Stored data entries
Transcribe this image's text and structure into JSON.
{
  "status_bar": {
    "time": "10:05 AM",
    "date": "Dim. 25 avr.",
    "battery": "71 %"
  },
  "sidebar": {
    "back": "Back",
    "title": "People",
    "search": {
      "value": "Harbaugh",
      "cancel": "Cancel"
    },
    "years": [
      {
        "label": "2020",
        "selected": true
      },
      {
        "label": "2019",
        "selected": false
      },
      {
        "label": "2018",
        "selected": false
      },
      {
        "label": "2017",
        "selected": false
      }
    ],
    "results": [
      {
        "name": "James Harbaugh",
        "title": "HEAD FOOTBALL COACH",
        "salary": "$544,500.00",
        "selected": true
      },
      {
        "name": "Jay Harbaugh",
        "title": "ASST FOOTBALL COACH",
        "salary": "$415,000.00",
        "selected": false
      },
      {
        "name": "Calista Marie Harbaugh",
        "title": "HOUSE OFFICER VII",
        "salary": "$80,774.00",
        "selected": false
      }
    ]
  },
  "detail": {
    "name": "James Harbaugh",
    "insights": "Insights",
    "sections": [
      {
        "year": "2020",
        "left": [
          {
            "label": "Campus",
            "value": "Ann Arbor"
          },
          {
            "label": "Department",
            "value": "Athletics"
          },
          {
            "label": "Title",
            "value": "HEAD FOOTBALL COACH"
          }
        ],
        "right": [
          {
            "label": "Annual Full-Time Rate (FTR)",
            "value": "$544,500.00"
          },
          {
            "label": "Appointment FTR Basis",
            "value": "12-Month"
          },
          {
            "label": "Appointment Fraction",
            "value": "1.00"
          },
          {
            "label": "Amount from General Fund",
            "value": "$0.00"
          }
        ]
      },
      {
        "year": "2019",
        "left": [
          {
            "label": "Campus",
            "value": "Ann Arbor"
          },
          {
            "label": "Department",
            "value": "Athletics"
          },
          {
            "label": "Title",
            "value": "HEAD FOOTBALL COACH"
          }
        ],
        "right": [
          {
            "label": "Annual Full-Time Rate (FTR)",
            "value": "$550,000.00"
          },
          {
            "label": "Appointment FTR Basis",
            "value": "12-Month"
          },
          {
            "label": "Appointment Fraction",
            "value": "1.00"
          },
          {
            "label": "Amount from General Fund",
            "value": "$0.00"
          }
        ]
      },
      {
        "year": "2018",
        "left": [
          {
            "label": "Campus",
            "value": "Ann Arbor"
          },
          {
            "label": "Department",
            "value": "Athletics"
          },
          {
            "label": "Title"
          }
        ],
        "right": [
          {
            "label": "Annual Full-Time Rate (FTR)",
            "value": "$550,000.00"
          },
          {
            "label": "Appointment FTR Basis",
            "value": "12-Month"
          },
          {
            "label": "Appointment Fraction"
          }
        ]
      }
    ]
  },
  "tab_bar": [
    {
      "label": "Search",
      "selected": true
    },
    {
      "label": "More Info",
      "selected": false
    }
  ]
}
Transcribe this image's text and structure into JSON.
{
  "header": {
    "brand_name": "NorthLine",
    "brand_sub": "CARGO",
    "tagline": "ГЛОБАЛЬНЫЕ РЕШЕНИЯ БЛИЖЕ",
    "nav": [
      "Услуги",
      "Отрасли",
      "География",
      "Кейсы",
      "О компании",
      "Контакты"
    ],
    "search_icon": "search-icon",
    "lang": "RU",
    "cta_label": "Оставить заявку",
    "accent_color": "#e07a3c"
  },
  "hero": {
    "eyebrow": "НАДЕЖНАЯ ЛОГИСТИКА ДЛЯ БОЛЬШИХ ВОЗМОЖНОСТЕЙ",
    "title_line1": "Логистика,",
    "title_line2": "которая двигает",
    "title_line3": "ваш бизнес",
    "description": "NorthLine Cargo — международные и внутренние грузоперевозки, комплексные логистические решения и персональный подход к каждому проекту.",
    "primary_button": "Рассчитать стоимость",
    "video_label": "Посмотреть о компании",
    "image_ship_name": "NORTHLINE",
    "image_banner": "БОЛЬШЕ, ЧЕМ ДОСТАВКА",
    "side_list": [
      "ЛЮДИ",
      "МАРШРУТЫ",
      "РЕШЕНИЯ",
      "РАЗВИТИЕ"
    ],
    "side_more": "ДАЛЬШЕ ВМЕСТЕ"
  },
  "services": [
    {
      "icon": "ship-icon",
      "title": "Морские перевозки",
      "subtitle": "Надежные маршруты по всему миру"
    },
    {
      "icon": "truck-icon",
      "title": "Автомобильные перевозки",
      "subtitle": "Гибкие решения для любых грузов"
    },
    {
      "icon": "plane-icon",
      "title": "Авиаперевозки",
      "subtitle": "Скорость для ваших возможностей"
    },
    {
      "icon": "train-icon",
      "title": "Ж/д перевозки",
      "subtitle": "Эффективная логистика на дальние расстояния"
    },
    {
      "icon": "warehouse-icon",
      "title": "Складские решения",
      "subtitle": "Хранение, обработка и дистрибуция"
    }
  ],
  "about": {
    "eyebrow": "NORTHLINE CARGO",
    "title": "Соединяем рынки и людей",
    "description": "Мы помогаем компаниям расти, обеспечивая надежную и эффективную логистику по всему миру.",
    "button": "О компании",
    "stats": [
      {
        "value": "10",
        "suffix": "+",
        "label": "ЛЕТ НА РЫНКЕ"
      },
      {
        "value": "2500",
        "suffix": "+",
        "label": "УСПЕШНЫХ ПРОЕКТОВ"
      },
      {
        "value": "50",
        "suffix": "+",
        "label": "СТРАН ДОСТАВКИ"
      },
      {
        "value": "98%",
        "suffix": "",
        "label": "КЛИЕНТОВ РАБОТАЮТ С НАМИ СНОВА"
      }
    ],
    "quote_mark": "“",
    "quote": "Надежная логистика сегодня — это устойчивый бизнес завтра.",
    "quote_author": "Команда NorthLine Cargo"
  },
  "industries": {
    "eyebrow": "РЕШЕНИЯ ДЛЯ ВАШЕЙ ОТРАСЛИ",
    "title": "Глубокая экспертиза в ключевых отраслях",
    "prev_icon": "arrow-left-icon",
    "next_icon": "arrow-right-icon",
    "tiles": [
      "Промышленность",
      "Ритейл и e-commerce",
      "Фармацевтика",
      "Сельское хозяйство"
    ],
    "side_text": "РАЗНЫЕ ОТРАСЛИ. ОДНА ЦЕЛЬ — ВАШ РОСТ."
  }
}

Task statement:
From the data, list each line in which the string "FOOTBALL" appears.

Full output:
        "title": "HEAD FOOTBALL COACH",
        "title": "ASST FOOTBALL COACH",
            "value": "HEAD FOOTBALL COACH"
            "value": "HEAD FOOTBALL COACH"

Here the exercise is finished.